[Data entries for graphics]
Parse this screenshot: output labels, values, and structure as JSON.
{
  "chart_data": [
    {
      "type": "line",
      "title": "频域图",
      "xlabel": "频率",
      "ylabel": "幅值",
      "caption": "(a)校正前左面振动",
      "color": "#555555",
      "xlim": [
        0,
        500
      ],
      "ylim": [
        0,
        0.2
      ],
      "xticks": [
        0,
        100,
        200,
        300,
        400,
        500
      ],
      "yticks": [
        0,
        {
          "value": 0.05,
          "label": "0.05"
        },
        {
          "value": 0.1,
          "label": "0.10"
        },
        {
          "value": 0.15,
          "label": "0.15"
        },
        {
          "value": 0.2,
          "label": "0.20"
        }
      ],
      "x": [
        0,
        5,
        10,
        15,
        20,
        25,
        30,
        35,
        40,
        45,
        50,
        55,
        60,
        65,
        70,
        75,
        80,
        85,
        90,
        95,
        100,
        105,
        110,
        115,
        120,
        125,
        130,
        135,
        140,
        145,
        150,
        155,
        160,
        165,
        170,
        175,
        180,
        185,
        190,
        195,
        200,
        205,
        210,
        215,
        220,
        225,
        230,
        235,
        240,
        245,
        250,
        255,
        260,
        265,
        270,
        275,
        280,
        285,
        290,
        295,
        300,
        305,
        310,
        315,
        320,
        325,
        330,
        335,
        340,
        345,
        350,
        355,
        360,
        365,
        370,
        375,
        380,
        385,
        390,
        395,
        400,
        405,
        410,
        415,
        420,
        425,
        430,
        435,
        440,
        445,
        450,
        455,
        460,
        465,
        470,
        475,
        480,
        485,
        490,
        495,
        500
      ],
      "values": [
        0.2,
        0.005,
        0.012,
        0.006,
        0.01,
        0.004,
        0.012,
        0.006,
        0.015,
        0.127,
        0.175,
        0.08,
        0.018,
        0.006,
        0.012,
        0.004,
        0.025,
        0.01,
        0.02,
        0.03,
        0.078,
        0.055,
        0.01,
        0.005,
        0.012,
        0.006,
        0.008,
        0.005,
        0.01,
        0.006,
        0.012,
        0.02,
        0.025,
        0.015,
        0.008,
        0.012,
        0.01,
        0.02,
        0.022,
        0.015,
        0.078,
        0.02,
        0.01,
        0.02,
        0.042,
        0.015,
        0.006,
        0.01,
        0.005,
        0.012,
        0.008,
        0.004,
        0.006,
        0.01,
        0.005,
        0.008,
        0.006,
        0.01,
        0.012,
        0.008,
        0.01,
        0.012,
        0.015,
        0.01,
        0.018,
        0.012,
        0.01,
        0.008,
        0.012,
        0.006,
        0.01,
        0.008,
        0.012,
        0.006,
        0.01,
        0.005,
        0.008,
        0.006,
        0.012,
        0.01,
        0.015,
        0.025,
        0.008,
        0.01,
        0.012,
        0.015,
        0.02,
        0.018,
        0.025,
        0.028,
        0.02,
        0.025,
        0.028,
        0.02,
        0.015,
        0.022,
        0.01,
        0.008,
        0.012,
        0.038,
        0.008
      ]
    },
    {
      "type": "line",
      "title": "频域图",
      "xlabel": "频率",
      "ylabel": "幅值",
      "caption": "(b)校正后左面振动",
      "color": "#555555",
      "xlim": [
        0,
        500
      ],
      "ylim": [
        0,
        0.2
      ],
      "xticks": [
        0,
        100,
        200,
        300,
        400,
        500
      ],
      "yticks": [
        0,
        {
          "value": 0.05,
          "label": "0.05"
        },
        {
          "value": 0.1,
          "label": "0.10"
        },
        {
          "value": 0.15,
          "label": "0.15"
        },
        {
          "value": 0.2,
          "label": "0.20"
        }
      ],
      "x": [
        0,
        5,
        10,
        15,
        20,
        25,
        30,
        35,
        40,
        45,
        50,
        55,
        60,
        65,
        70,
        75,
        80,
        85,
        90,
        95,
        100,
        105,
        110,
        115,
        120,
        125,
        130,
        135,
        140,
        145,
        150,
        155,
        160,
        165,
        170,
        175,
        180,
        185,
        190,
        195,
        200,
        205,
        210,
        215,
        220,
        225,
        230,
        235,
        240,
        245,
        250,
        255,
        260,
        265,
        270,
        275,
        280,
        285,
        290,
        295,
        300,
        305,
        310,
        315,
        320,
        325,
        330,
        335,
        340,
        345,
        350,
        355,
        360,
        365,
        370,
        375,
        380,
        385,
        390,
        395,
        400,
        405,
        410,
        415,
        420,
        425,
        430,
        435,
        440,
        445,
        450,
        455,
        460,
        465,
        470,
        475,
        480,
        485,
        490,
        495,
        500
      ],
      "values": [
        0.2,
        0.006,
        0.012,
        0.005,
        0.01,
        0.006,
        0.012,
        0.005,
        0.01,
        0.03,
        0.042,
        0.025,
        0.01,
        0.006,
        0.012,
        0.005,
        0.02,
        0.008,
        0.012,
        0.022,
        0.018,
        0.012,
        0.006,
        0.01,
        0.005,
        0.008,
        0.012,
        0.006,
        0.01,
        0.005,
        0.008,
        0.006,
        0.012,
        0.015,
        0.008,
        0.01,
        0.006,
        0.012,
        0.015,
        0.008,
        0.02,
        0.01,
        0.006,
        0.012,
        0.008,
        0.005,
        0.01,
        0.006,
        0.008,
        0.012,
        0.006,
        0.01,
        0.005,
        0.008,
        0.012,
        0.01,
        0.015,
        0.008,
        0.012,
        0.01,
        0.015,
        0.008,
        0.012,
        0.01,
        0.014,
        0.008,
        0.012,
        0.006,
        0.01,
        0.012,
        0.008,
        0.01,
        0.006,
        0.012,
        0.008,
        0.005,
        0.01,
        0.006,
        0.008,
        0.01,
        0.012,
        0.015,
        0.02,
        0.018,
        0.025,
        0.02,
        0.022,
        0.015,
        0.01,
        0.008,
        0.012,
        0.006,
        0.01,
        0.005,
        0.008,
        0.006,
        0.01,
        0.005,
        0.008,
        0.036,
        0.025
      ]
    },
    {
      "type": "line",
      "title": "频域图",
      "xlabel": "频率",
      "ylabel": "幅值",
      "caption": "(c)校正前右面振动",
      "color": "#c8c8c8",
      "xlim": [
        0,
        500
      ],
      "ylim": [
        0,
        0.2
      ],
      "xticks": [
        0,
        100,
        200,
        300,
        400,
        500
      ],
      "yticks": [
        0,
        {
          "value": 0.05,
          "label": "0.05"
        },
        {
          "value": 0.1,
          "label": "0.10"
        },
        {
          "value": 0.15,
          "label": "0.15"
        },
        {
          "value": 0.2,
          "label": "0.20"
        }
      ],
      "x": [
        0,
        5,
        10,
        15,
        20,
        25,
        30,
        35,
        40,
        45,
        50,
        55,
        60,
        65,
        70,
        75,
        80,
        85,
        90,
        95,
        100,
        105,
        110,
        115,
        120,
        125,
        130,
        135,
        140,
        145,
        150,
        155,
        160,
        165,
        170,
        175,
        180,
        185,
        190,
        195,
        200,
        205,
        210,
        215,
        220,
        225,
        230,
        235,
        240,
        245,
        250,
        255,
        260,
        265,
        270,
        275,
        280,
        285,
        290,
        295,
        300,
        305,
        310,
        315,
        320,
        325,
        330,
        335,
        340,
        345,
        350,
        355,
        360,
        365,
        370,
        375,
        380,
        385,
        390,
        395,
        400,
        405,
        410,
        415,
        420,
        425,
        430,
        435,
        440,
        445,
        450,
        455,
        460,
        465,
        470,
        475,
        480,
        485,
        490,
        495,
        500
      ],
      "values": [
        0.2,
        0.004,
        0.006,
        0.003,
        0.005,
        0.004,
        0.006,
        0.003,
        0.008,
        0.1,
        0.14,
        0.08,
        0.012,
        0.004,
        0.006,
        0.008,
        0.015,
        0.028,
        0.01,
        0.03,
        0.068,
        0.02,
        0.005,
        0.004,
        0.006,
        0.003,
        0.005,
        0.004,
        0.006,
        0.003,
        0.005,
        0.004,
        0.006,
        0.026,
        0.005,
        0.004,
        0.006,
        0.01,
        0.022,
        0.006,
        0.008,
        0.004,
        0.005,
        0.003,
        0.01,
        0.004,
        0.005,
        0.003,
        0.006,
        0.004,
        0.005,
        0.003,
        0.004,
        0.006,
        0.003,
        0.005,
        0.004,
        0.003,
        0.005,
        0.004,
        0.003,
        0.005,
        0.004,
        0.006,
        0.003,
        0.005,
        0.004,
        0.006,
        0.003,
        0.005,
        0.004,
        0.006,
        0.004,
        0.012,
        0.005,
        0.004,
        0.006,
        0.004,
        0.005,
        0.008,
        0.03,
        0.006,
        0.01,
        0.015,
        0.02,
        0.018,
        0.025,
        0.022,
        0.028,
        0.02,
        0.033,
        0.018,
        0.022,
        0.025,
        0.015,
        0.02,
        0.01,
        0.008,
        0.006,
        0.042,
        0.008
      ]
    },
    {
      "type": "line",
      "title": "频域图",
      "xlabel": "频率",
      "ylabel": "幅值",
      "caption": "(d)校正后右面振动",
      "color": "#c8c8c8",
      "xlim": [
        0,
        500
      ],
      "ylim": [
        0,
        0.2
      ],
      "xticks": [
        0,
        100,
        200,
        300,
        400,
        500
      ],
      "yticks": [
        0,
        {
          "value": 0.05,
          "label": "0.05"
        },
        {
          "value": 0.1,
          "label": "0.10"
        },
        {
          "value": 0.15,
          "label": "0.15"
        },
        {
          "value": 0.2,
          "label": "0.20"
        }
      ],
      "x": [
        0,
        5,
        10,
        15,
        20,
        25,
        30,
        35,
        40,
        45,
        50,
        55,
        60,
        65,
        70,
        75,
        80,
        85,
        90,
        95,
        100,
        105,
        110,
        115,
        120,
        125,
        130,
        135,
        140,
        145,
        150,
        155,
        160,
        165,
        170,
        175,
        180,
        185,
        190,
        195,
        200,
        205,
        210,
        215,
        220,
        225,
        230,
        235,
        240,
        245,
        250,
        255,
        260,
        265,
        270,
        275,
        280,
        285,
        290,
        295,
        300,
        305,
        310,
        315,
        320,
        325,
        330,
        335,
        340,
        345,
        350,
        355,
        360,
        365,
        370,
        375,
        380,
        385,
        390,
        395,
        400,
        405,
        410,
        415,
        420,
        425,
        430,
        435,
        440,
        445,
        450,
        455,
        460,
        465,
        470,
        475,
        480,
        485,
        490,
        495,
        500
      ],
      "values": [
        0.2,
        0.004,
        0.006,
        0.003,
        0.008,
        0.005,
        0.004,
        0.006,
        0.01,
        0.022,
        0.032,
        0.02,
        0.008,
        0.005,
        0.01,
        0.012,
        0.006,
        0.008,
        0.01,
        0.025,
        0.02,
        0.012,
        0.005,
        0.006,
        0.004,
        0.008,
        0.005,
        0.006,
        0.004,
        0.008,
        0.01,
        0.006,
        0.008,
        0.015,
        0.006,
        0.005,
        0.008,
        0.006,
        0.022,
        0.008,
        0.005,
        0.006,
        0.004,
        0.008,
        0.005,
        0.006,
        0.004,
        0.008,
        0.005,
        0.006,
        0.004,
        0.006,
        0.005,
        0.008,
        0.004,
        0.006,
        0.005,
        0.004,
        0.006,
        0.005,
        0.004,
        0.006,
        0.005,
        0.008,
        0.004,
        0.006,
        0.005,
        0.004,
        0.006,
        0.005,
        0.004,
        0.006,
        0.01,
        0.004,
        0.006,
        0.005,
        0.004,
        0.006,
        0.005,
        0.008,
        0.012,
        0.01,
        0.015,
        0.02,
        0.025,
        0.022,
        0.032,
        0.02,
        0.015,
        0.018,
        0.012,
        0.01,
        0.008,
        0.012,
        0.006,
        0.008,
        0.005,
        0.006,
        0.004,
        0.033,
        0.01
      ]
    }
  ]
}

## Problem requirements
Return every line holding the word "caption" from the records.

## Exercise output
      "caption": "(a)校正前左面振动",
      "caption": "(b)校正后左面振动",
      "caption": "(c)校正前右面振动",
      "caption": "(d)校正后右面振动",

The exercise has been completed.